- _DIRECTIONS FOR THIS TASK_
Make an exact copy of the records, dropping all pictures.

_ _ _ _ _ _ _

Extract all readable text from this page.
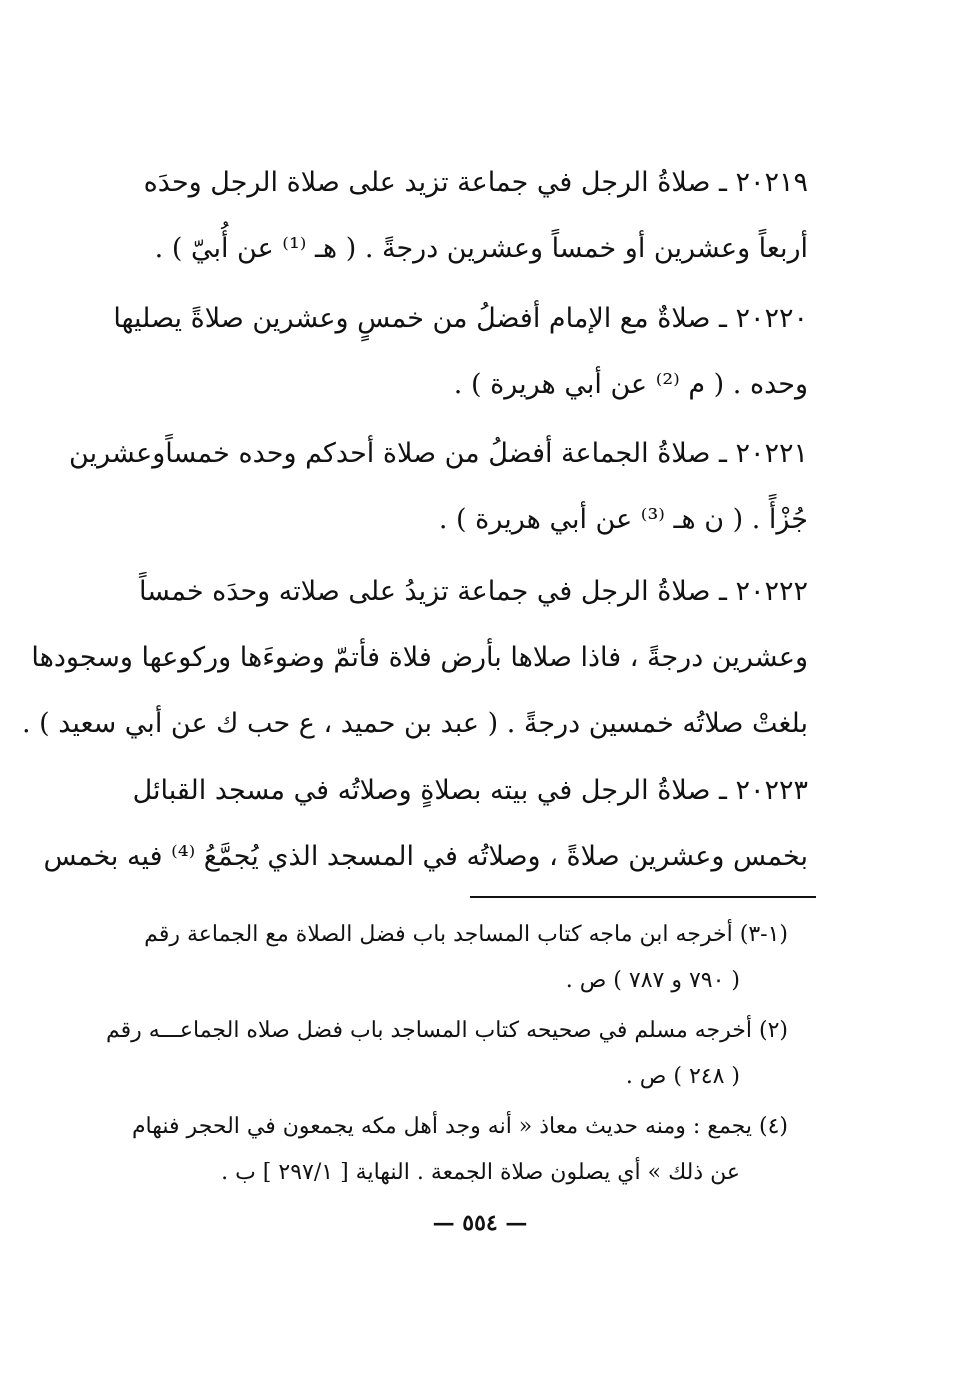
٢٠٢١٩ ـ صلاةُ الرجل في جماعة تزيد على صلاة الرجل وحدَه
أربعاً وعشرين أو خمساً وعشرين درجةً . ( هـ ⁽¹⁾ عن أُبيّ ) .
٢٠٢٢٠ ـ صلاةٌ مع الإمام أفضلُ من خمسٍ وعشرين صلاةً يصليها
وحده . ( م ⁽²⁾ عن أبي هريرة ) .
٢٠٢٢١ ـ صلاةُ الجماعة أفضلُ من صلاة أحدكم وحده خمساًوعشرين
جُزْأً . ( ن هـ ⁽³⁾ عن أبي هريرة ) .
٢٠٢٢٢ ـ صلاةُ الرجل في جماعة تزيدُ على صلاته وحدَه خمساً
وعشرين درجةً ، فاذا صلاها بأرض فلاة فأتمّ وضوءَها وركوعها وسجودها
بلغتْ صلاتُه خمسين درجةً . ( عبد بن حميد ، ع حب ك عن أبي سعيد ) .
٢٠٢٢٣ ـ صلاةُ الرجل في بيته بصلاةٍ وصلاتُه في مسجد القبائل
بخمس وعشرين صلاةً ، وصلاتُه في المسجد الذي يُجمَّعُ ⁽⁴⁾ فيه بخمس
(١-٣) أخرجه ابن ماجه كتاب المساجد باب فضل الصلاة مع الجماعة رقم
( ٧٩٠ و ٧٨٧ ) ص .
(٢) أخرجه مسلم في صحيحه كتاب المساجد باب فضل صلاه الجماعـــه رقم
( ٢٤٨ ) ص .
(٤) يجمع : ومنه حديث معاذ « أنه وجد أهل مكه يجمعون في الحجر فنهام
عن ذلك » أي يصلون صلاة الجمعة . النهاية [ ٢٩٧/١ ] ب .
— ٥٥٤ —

_ _ _ _ _ _ _

- _EXERCISE RESPONSE_
Extract all readable text from this page.
٢٠٢١٩ ـ صلاةُ الرجل في جماعة تزيد على صلاة الرجل وحدَه
أربعاً وعشرين أو خمساً وعشرين درجةً . ( هـ ⁽¹⁾ عن أُبيّ ) .
٢٠٢٢٠ ـ صلاةٌ مع الإمام أفضلُ من خمسٍ وعشرين صلاةً يصليها
وحده . ( م ⁽²⁾ عن أبي هريرة ) .
٢٠٢٢١ ـ صلاةُ الجماعة أفضلُ من صلاة أحدكم وحده خمساًوعشرين
جُزْأً . ( ن هـ ⁽³⁾ عن أبي هريرة ) .
٢٠٢٢٢ ـ صلاةُ الرجل في جماعة تزيدُ على صلاته وحدَه خمساً
وعشرين درجةً ، فاذا صلاها بأرض فلاة فأتمّ وضوءَها وركوعها وسجودها
بلغتْ صلاتُه خمسين درجةً . ( عبد بن حميد ، ع حب ك عن أبي سعيد ) .
٢٠٢٢٣ ـ صلاةُ الرجل في بيته بصلاةٍ وصلاتُه في مسجد القبائل
بخمس وعشرين صلاةً ، وصلاتُه في المسجد الذي يُجمَّعُ ⁽⁴⁾ فيه بخمس
(١-٣) أخرجه ابن ماجه كتاب المساجد باب فضل الصلاة مع الجماعة رقم
( ٧٩٠ و ٧٨٧ ) ص .
(٢) أخرجه مسلم في صحيحه كتاب المساجد باب فضل صلاه الجماعـــه رقم
( ٢٤٨ ) ص .
(٤) يجمع : ومنه حديث معاذ « أنه وجد أهل مكه يجمعون في الحجر فنهام
عن ذلك » أي يصلون صلاة الجمعة . النهاية [ ٢٩٧/١ ] ب .
— ٥٥٤ —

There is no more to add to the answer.